START Data provided
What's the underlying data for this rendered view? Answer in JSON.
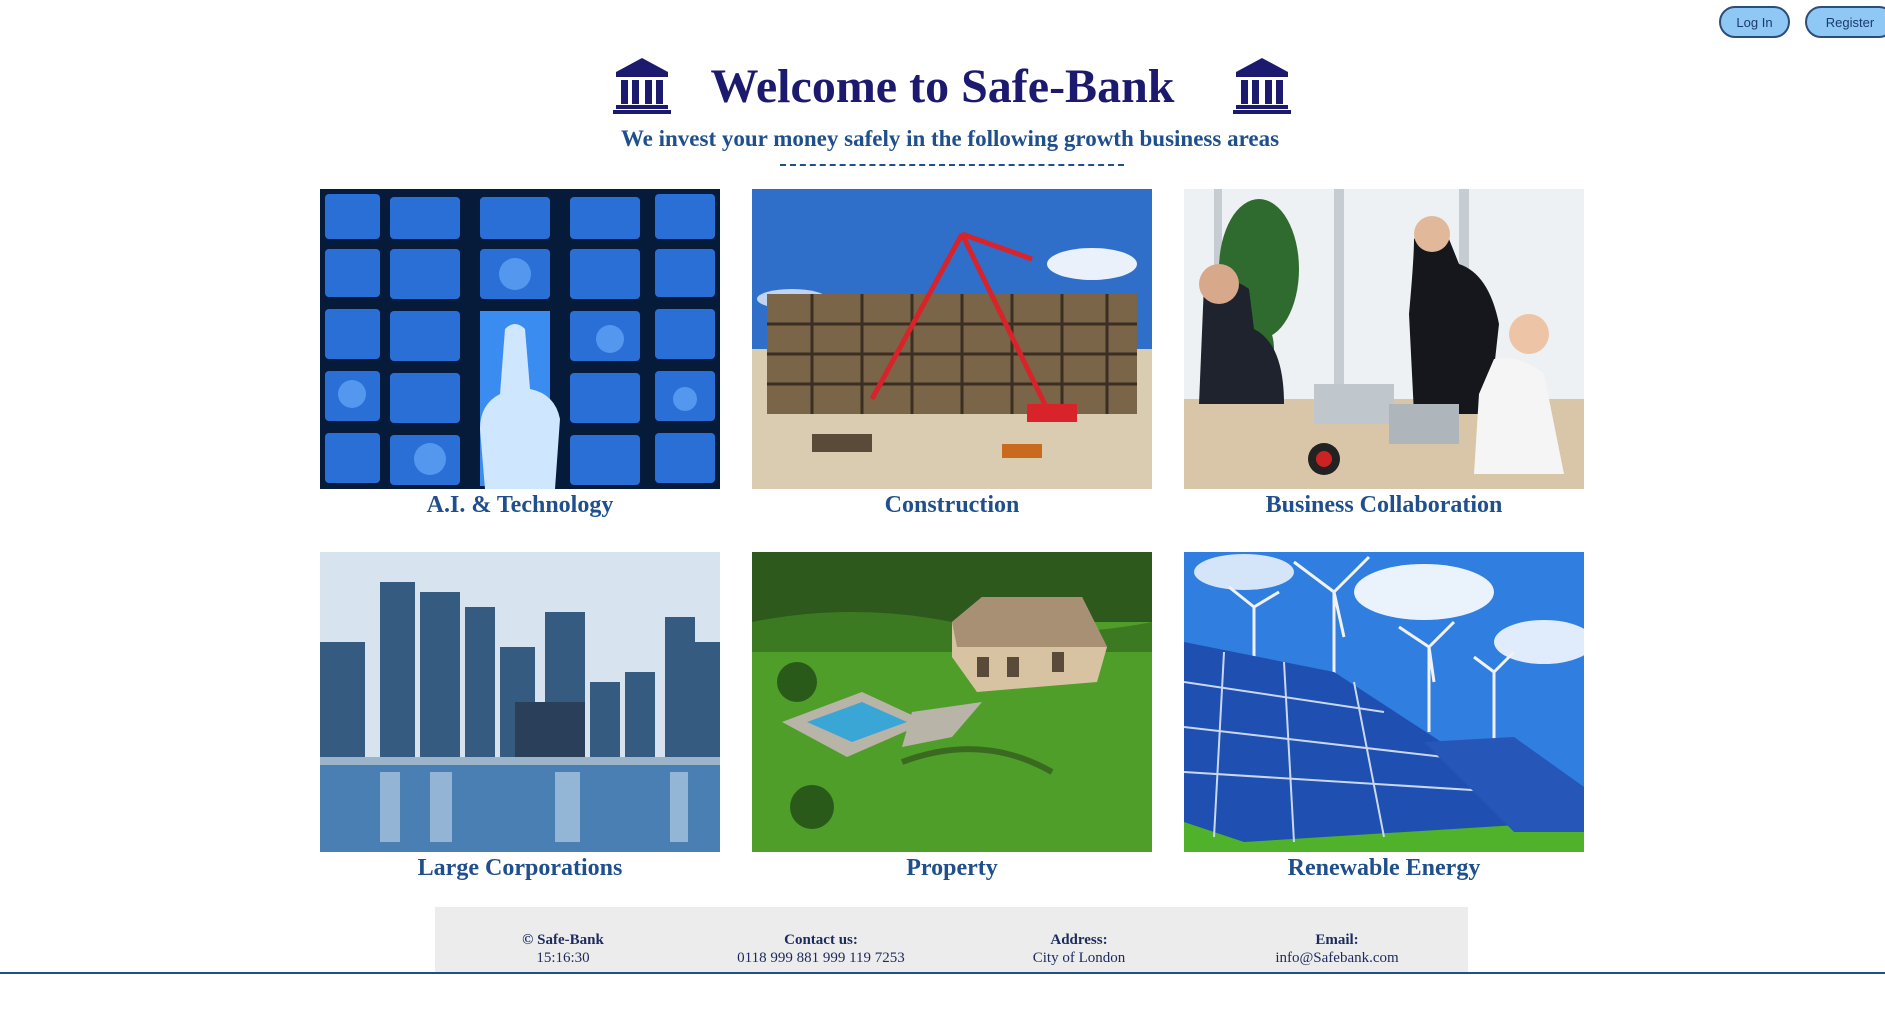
{
  "auth": {
    "login_label": "Log In",
    "register_label": "Register"
  },
  "header": {
    "title": "Welcome to Safe-Bank",
    "subtitle": "We invest your money safely in the following growth business areas"
  },
  "tiles": [
    {
      "label": "A.I. & Technology",
      "icon": "ai-technology-image"
    },
    {
      "label": "Construction",
      "icon": "construction-site-image"
    },
    {
      "label": "Business Collaboration",
      "icon": "business-meeting-image"
    },
    {
      "label": "Large Corporations",
      "icon": "city-skyline-image"
    },
    {
      "label": "Property",
      "icon": "house-property-image"
    },
    {
      "label": "Renewable Energy",
      "icon": "solar-wind-image"
    }
  ],
  "footer": {
    "copyright": "© Safe-Bank",
    "time": "15:16:30",
    "contact_heading": "Contact us:",
    "contact_value": "0118 999 881 999 119 7253",
    "address_heading": "Address:",
    "address_value": "City of London",
    "email_heading": "Email:",
    "email_value": "info@Safebank.com"
  },
  "colors": {
    "title": "#1c1a6e",
    "accent": "#1f4f8c",
    "button": "#8fc7f5",
    "footer_bg": "#ececec"
  }
}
END Data provided
▶ [Objective]
Using the records above, output their complete text exactly, minus any images.

▶ [The completed task]
What's the underlying data for this rendered view? Answer in JSON.
{
  "auth": {
    "login_label": "Log In",
    "register_label": "Register"
  },
  "header": {
    "title": "Welcome to Safe-Bank",
    "subtitle": "We invest your money safely in the following growth business areas"
  },
  "tiles": [
    {
      "label": "A.I. & Technology",
      "icon": "ai-technology-image"
    },
    {
      "label": "Construction",
      "icon": "construction-site-image"
    },
    {
      "label": "Business Collaboration",
      "icon": "business-meeting-image"
    },
    {
      "label": "Large Corporations",
      "icon": "city-skyline-image"
    },
    {
      "label": "Property",
      "icon": "house-property-image"
    },
    {
      "label": "Renewable Energy",
      "icon": "solar-wind-image"
    }
  ],
  "footer": {
    "copyright": "© Safe-Bank",
    "time": "15:16:30",
    "contact_heading": "Contact us:",
    "contact_value": "0118 999 881 999 119 7253",
    "address_heading": "Address:",
    "address_value": "City of London",
    "email_heading": "Email:",
    "email_value": "info@Safebank.com"
  },
  "colors": {
    "title": "#1c1a6e",
    "accent": "#1f4f8c",
    "button": "#8fc7f5",
    "footer_bg": "#ececec"
  }
}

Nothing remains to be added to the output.